Short task: Convert the rows below into a JSON list of strings, one string per line, omitting blank lines and leaving out the pictures.

Material provided:
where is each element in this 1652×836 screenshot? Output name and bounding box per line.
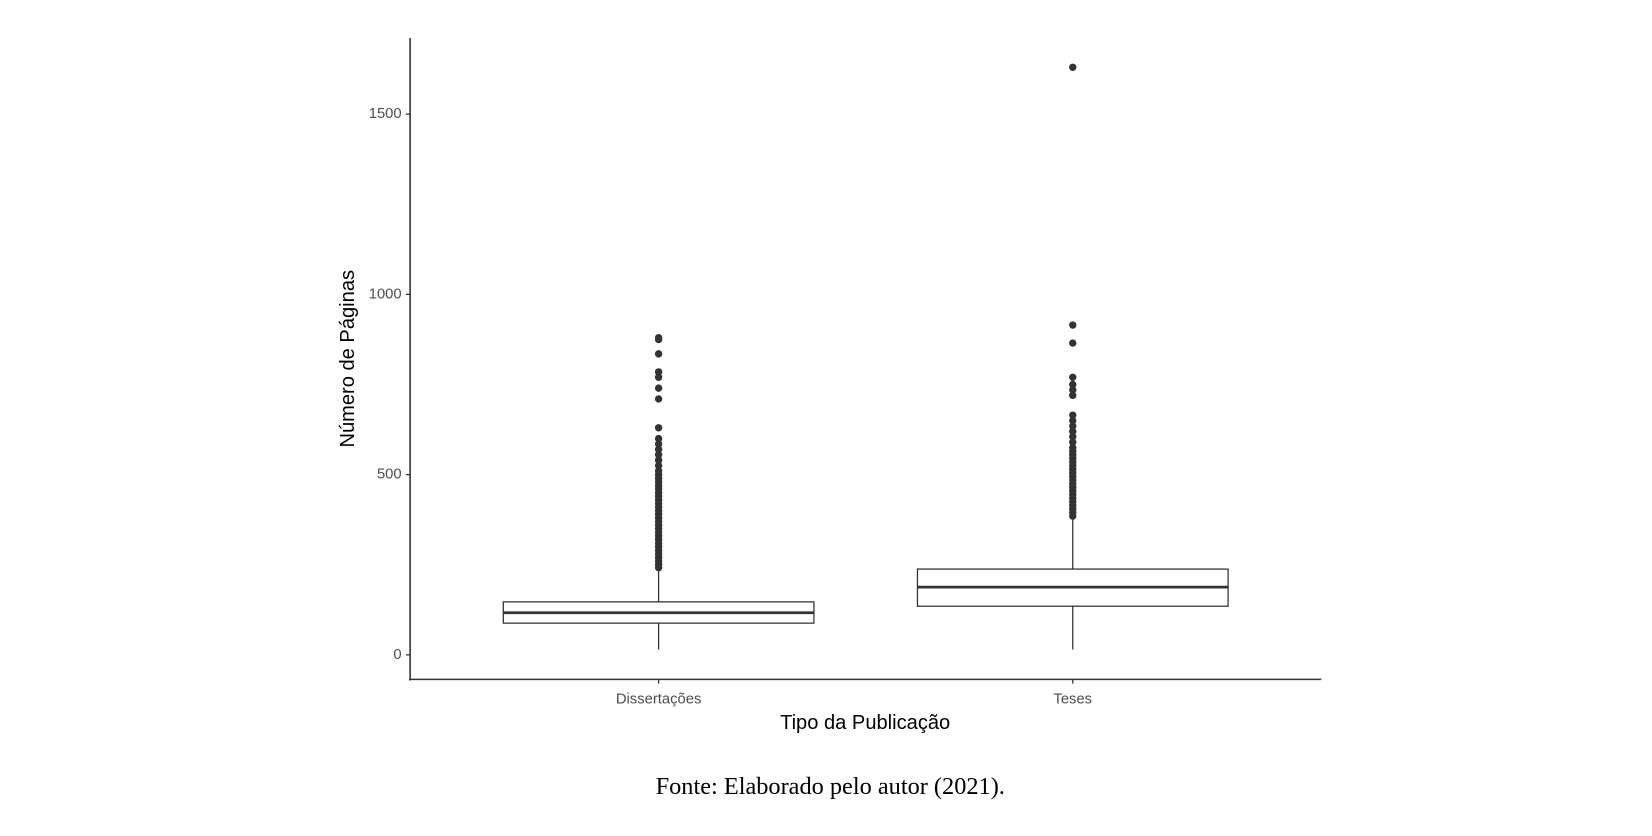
outlier: [654, 451, 663, 459]
outlier: [1069, 427, 1077, 436]
outlier: [1069, 411, 1077, 419]
outlier: [654, 373, 663, 382]
outlier: [1069, 380, 1077, 389]
outlier: [1069, 443, 1077, 452]
outlier: [654, 333, 663, 342]
outlier: [1069, 373, 1077, 382]
outlier: [654, 467, 663, 475]
outlier: [1069, 433, 1077, 441]
y-tick-label: 1500: [369, 106, 402, 122]
y-tick-label: 1000: [369, 286, 402, 302]
caption: Fonte: Elaborado pelo autor (2021).: [656, 773, 1005, 800]
outlier: [654, 461, 663, 470]
outlier: [1069, 391, 1077, 400]
outlier: [654, 368, 663, 376]
outlier: [654, 456, 663, 464]
x-axis-title: Tipo da Publicação: [780, 712, 950, 734]
outlier: [654, 384, 663, 392]
outlier: [1069, 416, 1077, 425]
outlier: [654, 350, 663, 358]
outlier: [1069, 386, 1077, 394]
outlier: [1069, 339, 1077, 347]
y-tick-label: 0: [393, 647, 401, 663]
y-tick-label: 500: [377, 467, 402, 483]
outlier: [654, 395, 663, 403]
x-tick-label: Dissertações: [616, 691, 702, 707]
outlier: [654, 424, 663, 432]
outlier: [654, 434, 663, 443]
outlier: [1069, 321, 1077, 329]
outlier: [1069, 438, 1077, 446]
outlier: [654, 440, 663, 448]
y-axis-title: Número de Páginas: [337, 270, 359, 448]
x-tick-label: Teses: [1053, 691, 1092, 707]
outlier: [654, 445, 663, 454]
outlier: [1069, 63, 1077, 71]
outlier: [1069, 422, 1077, 430]
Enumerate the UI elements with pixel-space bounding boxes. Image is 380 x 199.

Answer for the task:
[
  "where is each element in this 1652×836 screenshot? Output name and bounding box per line.",
  "outlier: [654, 451, 663, 459]",
  "outlier: [1069, 427, 1077, 436]",
  "outlier: [1069, 411, 1077, 419]",
  "outlier: [654, 373, 663, 382]",
  "outlier: [1069, 380, 1077, 389]",
  "outlier: [1069, 443, 1077, 452]",
  "outlier: [654, 333, 663, 342]",
  "outlier: [1069, 373, 1077, 382]",
  "outlier: [654, 467, 663, 475]",
  "outlier: [1069, 433, 1077, 441]",
  "y-tick-label: 1500: [369, 106, 402, 122]",
  "y-tick-label: 1000: [369, 286, 402, 302]",
  "caption: Fonte: Elaborado pelo autor (2021).: [656, 773, 1005, 800]",
  "outlier: [654, 461, 663, 470]",
  "outlier: [1069, 391, 1077, 400]",
  "outlier: [654, 368, 663, 376]",
  "outlier: [654, 456, 663, 464]",
  "x-axis-title: Tipo da Publicação: [780, 712, 950, 734]",
  "outlier: [654, 384, 663, 392]",
  "outlier: [1069, 416, 1077, 425]",
  "outlier: [654, 350, 663, 358]",
  "outlier: [1069, 386, 1077, 394]",
  "outlier: [1069, 339, 1077, 347]",
  "y-tick-label: 0: [393, 647, 401, 663]",
  "y-tick-label: 500: [377, 467, 402, 483]",
  "outlier: [654, 395, 663, 403]",
  "x-tick-label: Dissertações: [616, 691, 702, 707]",
  "outlier: [654, 424, 663, 432]",
  "outlier: [654, 434, 663, 443]",
  "outlier: [1069, 321, 1077, 329]",
  "outlier: [1069, 438, 1077, 446]",
  "outlier: [654, 440, 663, 448]",
  "y-axis-title: Número de Páginas: [337, 270, 359, 448]",
  "x-tick-label: Teses: [1053, 691, 1092, 707]",
  "outlier: [654, 445, 663, 454]",
  "outlier: [1069, 63, 1077, 71]",
  "outlier: [1069, 422, 1077, 430]",
  "Enumerate the UI elements with pixel-space bounding boxes. Image is 380 x 199."
]